Le modèle actuel pour expliquer l’origine du langage est que les ancêtres humains ont uni les sons d’appel afin d’augmenter les chances que le contenu du signal soit transmis à distance jusqu’à des destinataires potentiels. Ce modèle a été développé par des mathématiciens qui ont proposé que la liaison des sons transmettrait efficacement des messages à distance, même si des éléments individuels des appels se dégradaient ou se déformaient en cours de route.
Des chercheurs du département de psychologie de l’Université de Warwick ont décidé de tester ce modèle. Ils ont utilisé des enregistrements d’appels d’orangs-outans à partir desquels ils ont sélectionné des signaux ressemblant à des consonnes et à des voyelles. Celles-ci ont été diffusées individuellement dans l’habitat de la forêt tropicale et réenregistrées à des distances de 25, 50, 75 et 100 mètres. Les sons réenregistrés ont ensuite été analysés pour en déterminer la qualité et le contenu.

**Extraits de lignes**

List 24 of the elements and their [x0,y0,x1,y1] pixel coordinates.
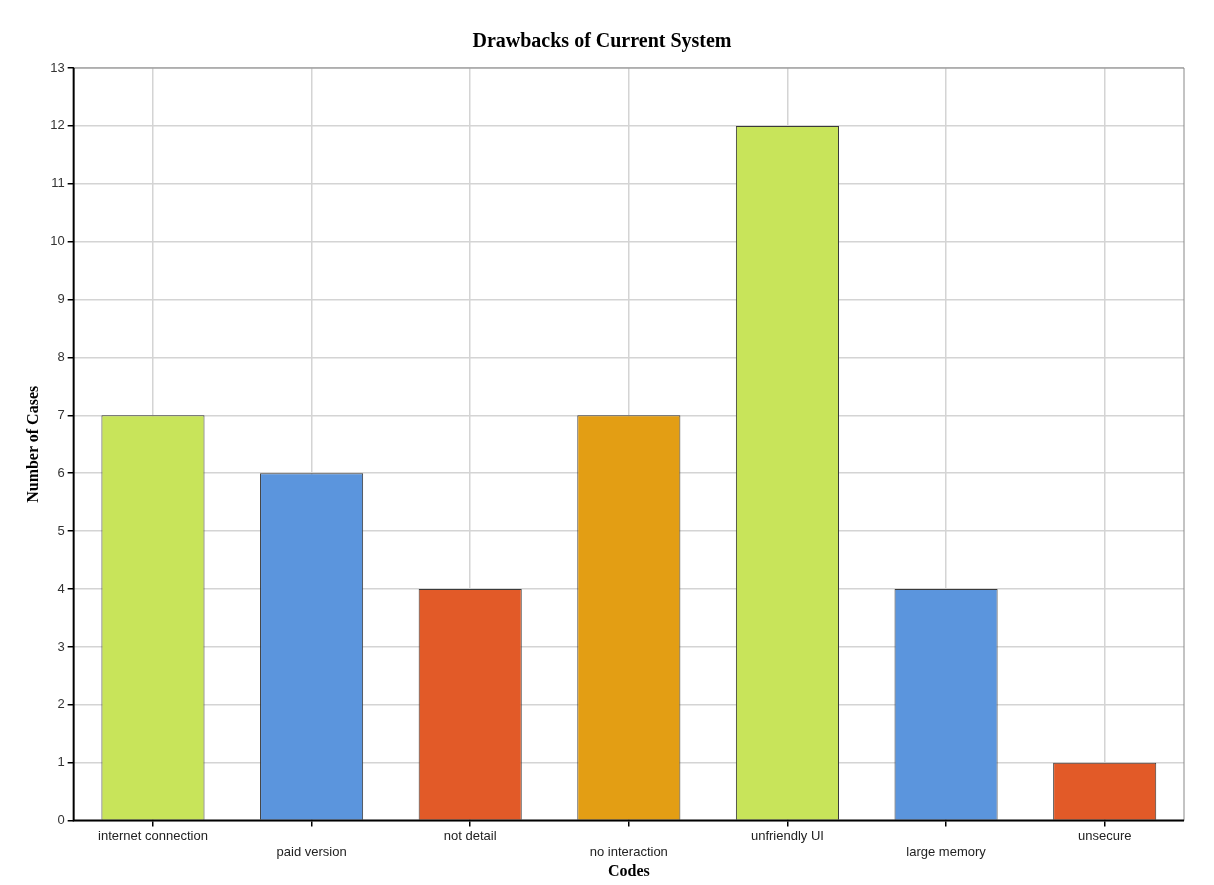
x-tick-label: unsecure [1077,827,1132,843]
y-axis-title: Number of Cases [23,385,41,503]
x-tick-label: unfriendly UI [750,827,824,843]
y-tick-label: 1 [57,754,65,770]
y-tick-label: 3 [57,638,65,654]
x-tick-label: large memory [906,843,987,859]
y-tick-label: 11 [51,175,65,191]
x-tick-label: internet connection [98,827,208,843]
y-tick-label: 10 [50,233,65,249]
chart-title: Drawbacks of Current System [472,29,732,53]
y-tick-label: 8 [57,349,65,365]
y-tick-label: 2 [57,696,65,712]
y-tick-label: 5 [57,522,65,538]
y-tick-label: 12 [50,117,65,133]
y-tick-label: 13 [50,59,65,75]
x-tick-label: no interaction [589,843,668,859]
y-tick-label: 9 [57,291,65,307]
y-tick-label: 4 [57,580,65,596]
x-axis-title: Codes [607,861,650,879]
x-tick-label: not detail [443,827,497,843]
x-tick-label: paid version [276,843,347,859]
y-tick-label: 7 [57,406,65,422]
y-tick-label: 0 [57,812,65,828]
y-tick-label: 6 [57,464,65,480]
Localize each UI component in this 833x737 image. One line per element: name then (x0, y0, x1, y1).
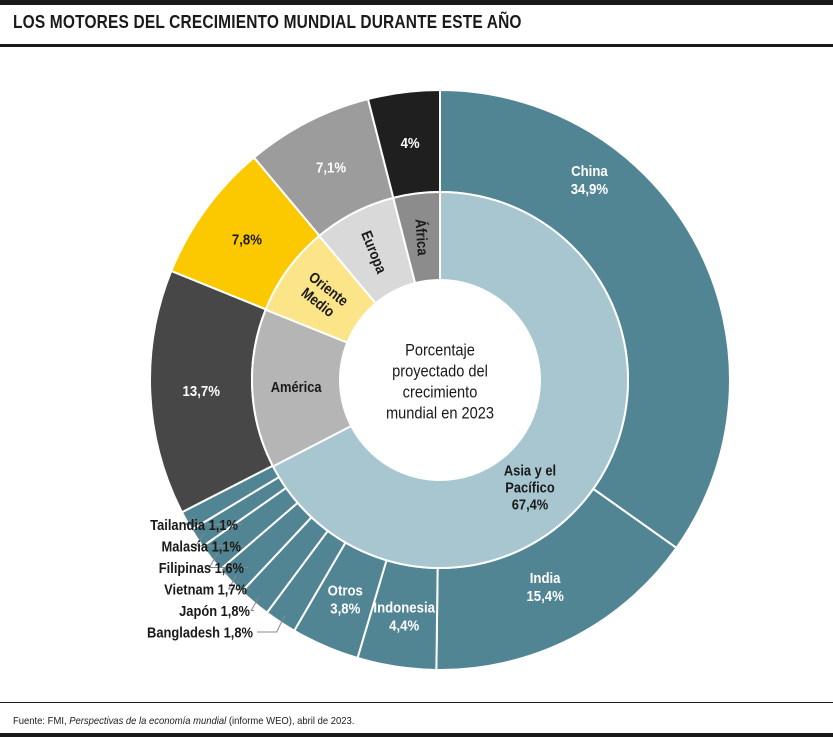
center-label-line-2: proyectado del (392, 362, 488, 380)
outer-label-indonesia-line-1: Indonesia (373, 599, 435, 616)
outer-label-europa-line-1: 7,1% (316, 159, 346, 176)
outer-label-africa: 4% (401, 134, 420, 151)
outer-label-china-line-2: 34,9% (571, 180, 609, 197)
leader-line-tailandia (184, 516, 242, 525)
outer-label-china-line-1: China (571, 162, 608, 179)
outer-label-malasia: Malasia 1,1% (162, 537, 242, 554)
outer-label-filipinas: Filipinas 1,6% (159, 559, 245, 576)
outer-label-africa-line-1: 4% (401, 134, 420, 151)
inner-label-africa-line-1: África (412, 218, 432, 256)
source-publication: Perspectivas de la economía mundial (69, 715, 227, 727)
inner-label-asia-y-el-pacifico-line-3: 67,4% (512, 496, 549, 513)
source-suffix: (informe WEO), abril de 2023. (226, 715, 355, 727)
outer-label-america-line-1: 13,7% (183, 382, 221, 399)
center-label: Porcentaje proyectado del crecimiento mundi… (386, 341, 494, 422)
outer-label-vietnam-line-1: Vietnam 1,7% (164, 580, 247, 597)
donut-chart: Porcentaje proyectado del crecimiento mundi… (147, 88, 731, 671)
outer-label-tailandia-line-1: Tailandia 1,1% (150, 516, 238, 533)
page-title: LOS MOTORES DEL CRECIMIENTO MUNDIAL DURA… (13, 12, 522, 32)
center-label-line-3: crecimiento (403, 383, 478, 401)
bottom-rule (0, 733, 833, 737)
center-label-line-4: mundial en 2023 (386, 404, 494, 422)
inner-label-africa: África (412, 218, 432, 256)
title-rule (0, 44, 833, 47)
inner-label-america: América (271, 378, 322, 395)
inner-label-asia-y-el-pacifico-line-2: Pacífico (505, 479, 554, 496)
outer-label-otros-line-1: Otros (328, 582, 363, 599)
outer-label-america: 13,7% (183, 382, 221, 399)
source-note: Fuente: FMI, Perspectivas de la economía… (13, 715, 354, 727)
outer-label-tailandia: Tailandia 1,1% (150, 516, 238, 533)
outer-label-japon-line-1: Japón 1,8% (179, 602, 250, 619)
leader-line-vietnam (227, 575, 251, 590)
inner-label-asia-y-el-pacifico-line-1: Asia y el (504, 462, 556, 479)
leader-line-filipinas (208, 552, 248, 568)
outer-label-india-line-2: 15,4% (526, 587, 564, 604)
outer-label-europa: 7,1% (316, 159, 346, 176)
leader-line-japon (250, 596, 260, 611)
footer-rule (0, 702, 833, 703)
outer-label-japon: Japón 1,8% (179, 602, 250, 619)
outer-label-malasia-line-1: Malasia 1,1% (162, 537, 242, 554)
outer-label-oriente-medio: 7,8% (232, 231, 262, 248)
top-rule (0, 0, 833, 5)
leader-line-malasia (194, 533, 245, 547)
inner-label-america-line-1: América (271, 378, 322, 395)
outer-label-bangladesh: Bangladesh 1,8% (147, 623, 253, 640)
outer-label-otros-line-2: 3,8% (330, 600, 360, 617)
outer-label-bangladesh-line-1: Bangladesh 1,8% (147, 623, 253, 640)
center-hole (340, 280, 540, 480)
outer-label-indonesia-line-2: 4,4% (389, 617, 419, 634)
outer-label-vietnam: Vietnam 1,7% (164, 580, 247, 597)
outer-label-filipinas-line-1: Filipinas 1,6% (159, 559, 245, 576)
outer-label-oriente-medio-line-1: 7,8% (232, 231, 262, 248)
outer-label-india-line-1: India (530, 569, 561, 586)
source-prefix: Fuente: FMI, (13, 715, 70, 727)
leader-line-bangladesh (257, 615, 286, 633)
center-label-line-1: Porcentaje (405, 341, 475, 359)
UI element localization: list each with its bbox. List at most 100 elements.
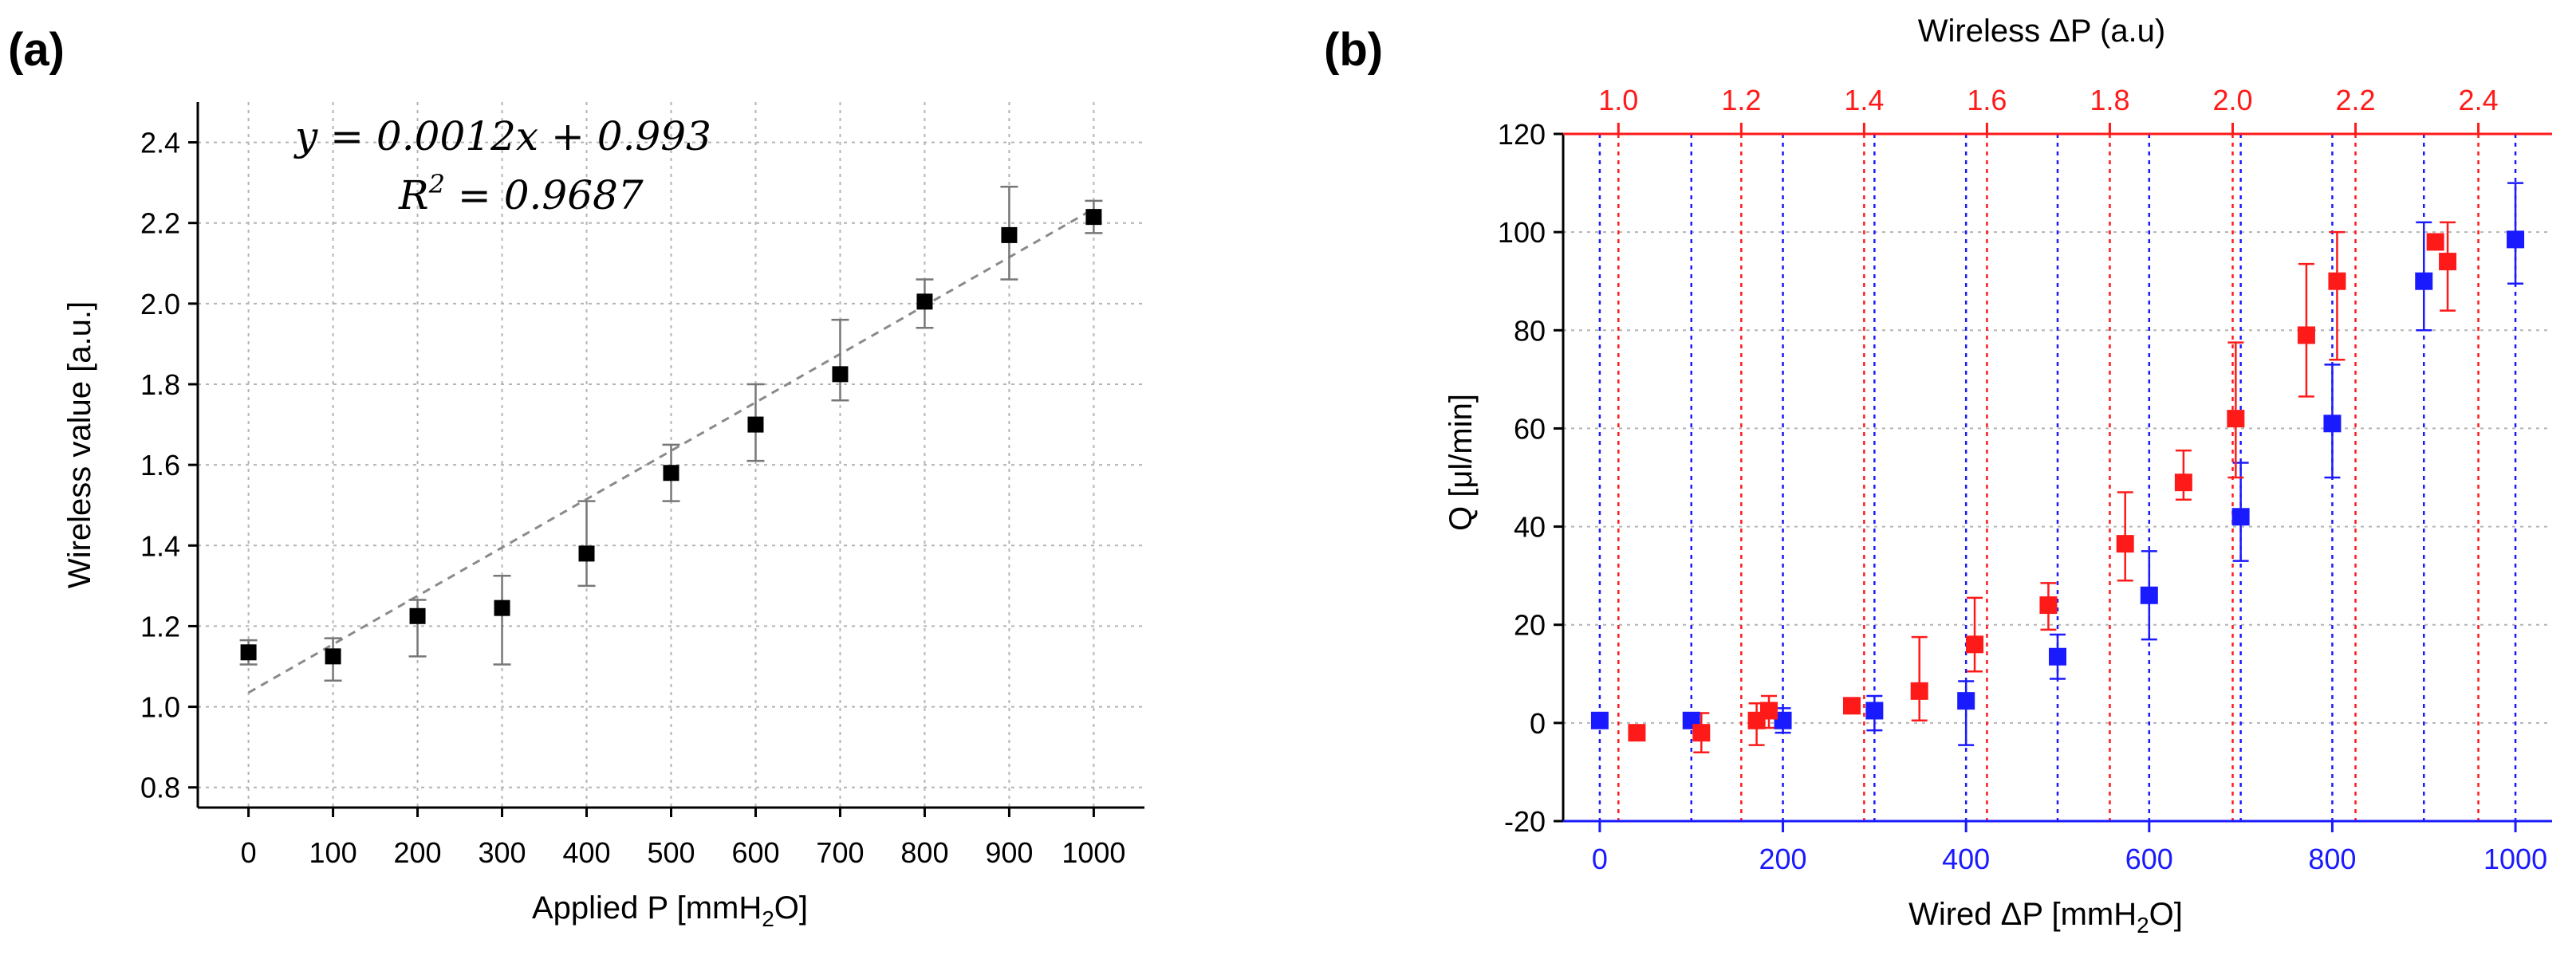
panel-b-red-point-11 bbox=[2297, 326, 2315, 344]
panel-b-blue-point-10 bbox=[2507, 230, 2525, 249]
panel-a-point-4 bbox=[578, 545, 595, 562]
panel-a-x-tick-label-8: 800 bbox=[900, 836, 948, 869]
panel-a-point-0 bbox=[240, 644, 257, 661]
panel-a-r-squared: R2 = 0.9687 bbox=[398, 169, 644, 218]
panel-a-y-tick-labels: 0.8 1.0 1.2 1.4 1.6 1.8 2.0 2.2 2.4 bbox=[140, 127, 180, 804]
panel-b-red-point-8 bbox=[2116, 535, 2134, 553]
panel-a-point-7 bbox=[832, 366, 849, 383]
panel-a-x-tick-label-3: 300 bbox=[478, 836, 526, 869]
panel-b-blue-point-4 bbox=[1957, 692, 1975, 710]
panel-b-top-tick-labels: 1.0 1.2 1.4 1.6 1.8 2.0 2.2 2.4 bbox=[1598, 84, 2498, 116]
panel-a-axes bbox=[188, 102, 1144, 817]
panel-b-blue-point-2 bbox=[1774, 711, 1792, 729]
panel-b-y-tick-label-3: 40 bbox=[1514, 511, 1546, 544]
panel-a-point-6 bbox=[747, 416, 764, 433]
panel-a-x-tick-label-4: 400 bbox=[562, 836, 610, 869]
panel-a-y-tick-label-3: 1.4 bbox=[140, 529, 180, 562]
panel-b-y-tick-label-5: 80 bbox=[1514, 314, 1546, 347]
panel-b-top-tick-label-1: 1.2 bbox=[1721, 84, 1761, 116]
panel-a-x-tick-label-9: 900 bbox=[985, 836, 1033, 869]
panel-a-fit-line-path bbox=[247, 207, 1095, 694]
panel-a-x-tick-label-5: 500 bbox=[647, 836, 695, 869]
panel-a-y-tick-label-6: 2.0 bbox=[140, 288, 180, 320]
panel-b-top-tick-label-5: 2.0 bbox=[2212, 84, 2252, 116]
panel-b-blue-point-0 bbox=[1590, 711, 1609, 729]
panel-a-y-tick-label-4: 1.6 bbox=[140, 449, 180, 482]
panel-b-y-axis-title: Q [μl/min] bbox=[1444, 394, 1479, 531]
panel-b-blue-point-8 bbox=[2323, 415, 2342, 433]
panel-b-red-point-10 bbox=[2227, 410, 2245, 428]
panel-a-fit-equation: y = 0.0012x + 0.993 bbox=[293, 113, 711, 159]
panel-a-point-5 bbox=[663, 465, 679, 482]
panel-b-blue-point-3 bbox=[1865, 702, 1884, 720]
panel-b-label: (b) bbox=[1324, 24, 1383, 76]
panel-a-point-2 bbox=[409, 607, 426, 624]
panel-b-y-tick-labels: -20 0 20 40 60 80 100 120 bbox=[1498, 118, 1546, 838]
panel-b-top-axis-title: Wireless ΔP (a.u) bbox=[1918, 14, 2166, 49]
panel-a-x-tick-label-2: 200 bbox=[394, 836, 442, 869]
panel-b-top-tick-label-3: 1.6 bbox=[1967, 84, 2007, 116]
panel-a-fit-line bbox=[247, 207, 1095, 694]
panel-b: (b) Wireless ΔP (a.u) 0 200 400 600 800 1000 … bbox=[1324, 14, 2552, 938]
panel-b-y-tick-label-6: 100 bbox=[1498, 216, 1546, 249]
panel-b-red-point-9 bbox=[2174, 474, 2192, 492]
panel-b-blue-point-5 bbox=[2049, 647, 2066, 666]
panel-b-bottom-axis-title: Wired ΔP [mmH2O] bbox=[1908, 897, 2183, 938]
panel-a-y-axis-title: Wireless value [a.u.] bbox=[62, 301, 97, 588]
panel-b-y-tick-label-4: 60 bbox=[1514, 412, 1546, 445]
panel-b-blue-point-6 bbox=[2140, 586, 2158, 604]
panel-b-reference-lines bbox=[1598, 134, 2517, 821]
panel-a-point-9 bbox=[1001, 226, 1018, 243]
panel-a-x-tick-label-10: 1000 bbox=[1062, 836, 1125, 869]
panel-b-top-tick-label-4: 1.8 bbox=[2090, 84, 2129, 116]
panel-b-red-point-12 bbox=[2328, 272, 2346, 290]
panel-b-bottom-tick-label-4: 800 bbox=[2308, 843, 2356, 875]
panel-b-red-point-0 bbox=[1628, 724, 1646, 742]
panel-b-top-tick-label-0: 1.0 bbox=[1598, 84, 1638, 116]
panel-b-top-tick-label-2: 1.4 bbox=[1844, 84, 1884, 116]
panel-a-x-tick-label-6: 600 bbox=[731, 836, 779, 869]
panel-b-y-tick-label-2: 20 bbox=[1514, 609, 1546, 642]
panel-b-bottom-tick-labels: 0 200 400 600 800 1000 bbox=[1592, 843, 2547, 875]
panel-a-point-10 bbox=[1085, 209, 1102, 226]
panel-b-bottom-tick-label-2: 400 bbox=[1942, 843, 1990, 875]
panel-a-y-tick-label-1: 1.0 bbox=[140, 691, 180, 724]
panel-b-axes bbox=[1554, 123, 2552, 832]
panel-b-y-tick-label-1: 0 bbox=[1530, 707, 1546, 740]
panel-a-points bbox=[240, 209, 1102, 665]
panel-b-red-point-3 bbox=[1760, 702, 1778, 720]
panel-a-point-8 bbox=[916, 293, 933, 310]
panel-a-x-tick-label-1: 100 bbox=[309, 836, 357, 869]
panel-a-y-tick-label-5: 1.8 bbox=[140, 368, 180, 401]
panel-b-bottom-tick-label-3: 600 bbox=[2125, 843, 2173, 875]
panel-b-y-tick-label-7: 120 bbox=[1498, 118, 1546, 151]
panel-b-top-tick-label-7: 2.4 bbox=[2459, 84, 2499, 116]
panel-a-x-tick-label-0: 0 bbox=[241, 836, 257, 869]
panel-a-x-tick-labels: 0 100 200 300 400 500 600 700 800 900 1000 bbox=[241, 836, 1126, 869]
panel-b-y-tick-label-0: -20 bbox=[1504, 805, 1546, 838]
panel-b-red-point-4 bbox=[1842, 697, 1861, 715]
panel-a-label: (a) bbox=[8, 24, 65, 76]
panel-b-bottom-tick-label-1: 200 bbox=[1759, 843, 1807, 875]
panel-a-y-tick-label-0: 0.8 bbox=[140, 772, 180, 804]
panel-a-y-tick-label-2: 1.2 bbox=[140, 610, 180, 643]
panel-a-y-tick-label-8: 2.4 bbox=[140, 127, 180, 159]
panel-b-red-point-14 bbox=[2439, 253, 2457, 271]
panel-a-point-1 bbox=[325, 648, 341, 665]
panel-a-x-tick-label-7: 700 bbox=[816, 836, 864, 869]
panel-b-blue-point-7 bbox=[2231, 508, 2250, 526]
panel-b-bottom-tick-label-5: 1000 bbox=[2483, 843, 2547, 875]
panel-b-top-tick-label-6: 2.2 bbox=[2336, 84, 2376, 116]
panel-b-red-point-7 bbox=[2039, 596, 2058, 615]
panel-a: (a) 0 100 200 300 400 500 600 700 800 900 1000 0.8… bbox=[8, 24, 1144, 931]
panel-b-red-point-1 bbox=[1692, 724, 1711, 742]
panel-a-y-tick-label-7: 2.2 bbox=[140, 207, 180, 240]
panel-b-red-point-13 bbox=[2426, 233, 2444, 251]
panel-b-points bbox=[1590, 230, 2525, 742]
panel-b-red-point-6 bbox=[1966, 635, 1984, 654]
panel-b-red-point-5 bbox=[1910, 682, 1928, 700]
panel-a-x-axis-title: Applied P [mmH2O] bbox=[532, 890, 808, 931]
panel-a-point-3 bbox=[494, 599, 510, 616]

**Objectif visé**
Dans l'extrait source, reformulez sous forme de liste le paragraphe commençant par « Des chercheurs du département de psychologie » en conservant ses faits principaux. Les lignes n'ont aucun rapport avec l'extrait source.

**Tâche réalisée**
- Équipe : chercheurs du département de psychologie de l'Université de Warwick, chargés de tester le modèle.
- Matériel : enregistrements d'appels d'orangs-outans, dont on a extrait des signaux proches de consonnes et de voyelles.
- Protocole : diffusion individuelle de ces signaux dans l'habitat de la forêt tropicale, puis réenregistrement à 25, 50, 75 et 100 mètres.
- Analyse : qualité et contenu des sons réenregistrés.